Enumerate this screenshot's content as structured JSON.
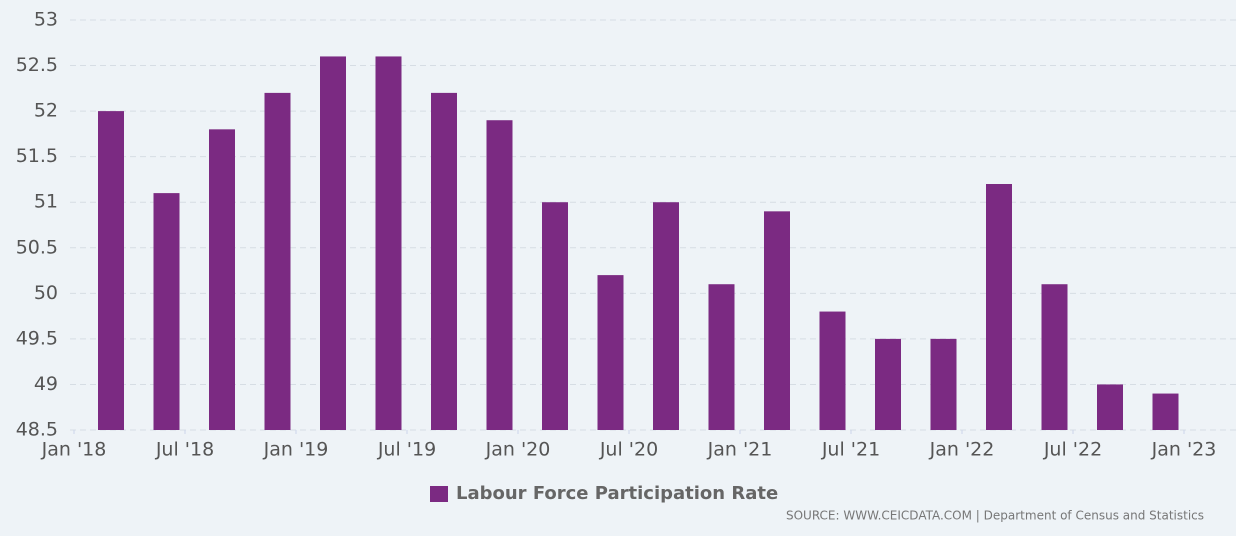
{
  "chart_data": {
    "type": "bar",
    "x": [
      "2018-03",
      "2018-06",
      "2018-09",
      "2018-12",
      "2019-03",
      "2019-06",
      "2019-09",
      "2019-12",
      "2020-03",
      "2020-06",
      "2020-09",
      "2020-12",
      "2021-03",
      "2021-06",
      "2021-09",
      "2021-12",
      "2022-03",
      "2022-06",
      "2022-09",
      "2022-12"
    ],
    "series": [
      {
        "name": "Labour Force Participation Rate",
        "color": "#7b2a82",
        "values": [
          52.0,
          51.1,
          51.8,
          52.2,
          52.6,
          52.6,
          52.2,
          51.9,
          51.0,
          50.2,
          51.0,
          50.1,
          50.9,
          49.8,
          49.5,
          49.5,
          51.2,
          50.1,
          49.0,
          48.9
        ]
      }
    ],
    "xlim": [
      "2018-01",
      "2023-01"
    ],
    "xticks": [
      {
        "value": "2018-01",
        "label": "Jan '18"
      },
      {
        "value": "2018-07",
        "label": "Jul '18"
      },
      {
        "value": "2019-01",
        "label": "Jan '19"
      },
      {
        "value": "2019-07",
        "label": "Jul '19"
      },
      {
        "value": "2020-01",
        "label": "Jan '20"
      },
      {
        "value": "2020-07",
        "label": "Jul '20"
      },
      {
        "value": "2021-01",
        "label": "Jan '21"
      },
      {
        "value": "2021-07",
        "label": "Jul '21"
      },
      {
        "value": "2022-01",
        "label": "Jan '22"
      },
      {
        "value": "2022-07",
        "label": "Jul '22"
      },
      {
        "value": "2023-01",
        "label": "Jan '23"
      }
    ],
    "ylim": [
      48.5,
      53
    ],
    "yticks": [
      48.5,
      49,
      49.5,
      50,
      50.5,
      51,
      51.5,
      52,
      52.5,
      53
    ],
    "grid": true,
    "legend": "bottom",
    "source": "SOURCE: WWW.CEICDATA.COM | Department of Census and Statistics"
  }
}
********************
Problem description >> Images must not appear in the copy; reproduce everything else in the records verbatim.

Final result >>
Enumerate this screenshot's content as structured JSON.
{
  "chart_data": {
    "type": "bar",
    "x": [
      "2018-03",
      "2018-06",
      "2018-09",
      "2018-12",
      "2019-03",
      "2019-06",
      "2019-09",
      "2019-12",
      "2020-03",
      "2020-06",
      "2020-09",
      "2020-12",
      "2021-03",
      "2021-06",
      "2021-09",
      "2021-12",
      "2022-03",
      "2022-06",
      "2022-09",
      "2022-12"
    ],
    "series": [
      {
        "name": "Labour Force Participation Rate",
        "color": "#7b2a82",
        "values": [
          52.0,
          51.1,
          51.8,
          52.2,
          52.6,
          52.6,
          52.2,
          51.9,
          51.0,
          50.2,
          51.0,
          50.1,
          50.9,
          49.8,
          49.5,
          49.5,
          51.2,
          50.1,
          49.0,
          48.9
        ]
      }
    ],
    "xlim": [
      "2018-01",
      "2023-01"
    ],
    "xticks": [
      {
        "value": "2018-01",
        "label": "Jan '18"
      },
      {
        "value": "2018-07",
        "label": "Jul '18"
      },
      {
        "value": "2019-01",
        "label": "Jan '19"
      },
      {
        "value": "2019-07",
        "label": "Jul '19"
      },
      {
        "value": "2020-01",
        "label": "Jan '20"
      },
      {
        "value": "2020-07",
        "label": "Jul '20"
      },
      {
        "value": "2021-01",
        "label": "Jan '21"
      },
      {
        "value": "2021-07",
        "label": "Jul '21"
      },
      {
        "value": "2022-01",
        "label": "Jan '22"
      },
      {
        "value": "2022-07",
        "label": "Jul '22"
      },
      {
        "value": "2023-01",
        "label": "Jan '23"
      }
    ],
    "ylim": [
      48.5,
      53
    ],
    "yticks": [
      48.5,
      49,
      49.5,
      50,
      50.5,
      51,
      51.5,
      52,
      52.5,
      53
    ],
    "grid": true,
    "legend": "bottom",
    "source": "SOURCE: WWW.CEICDATA.COM | Department of Census and Statistics"
  }
}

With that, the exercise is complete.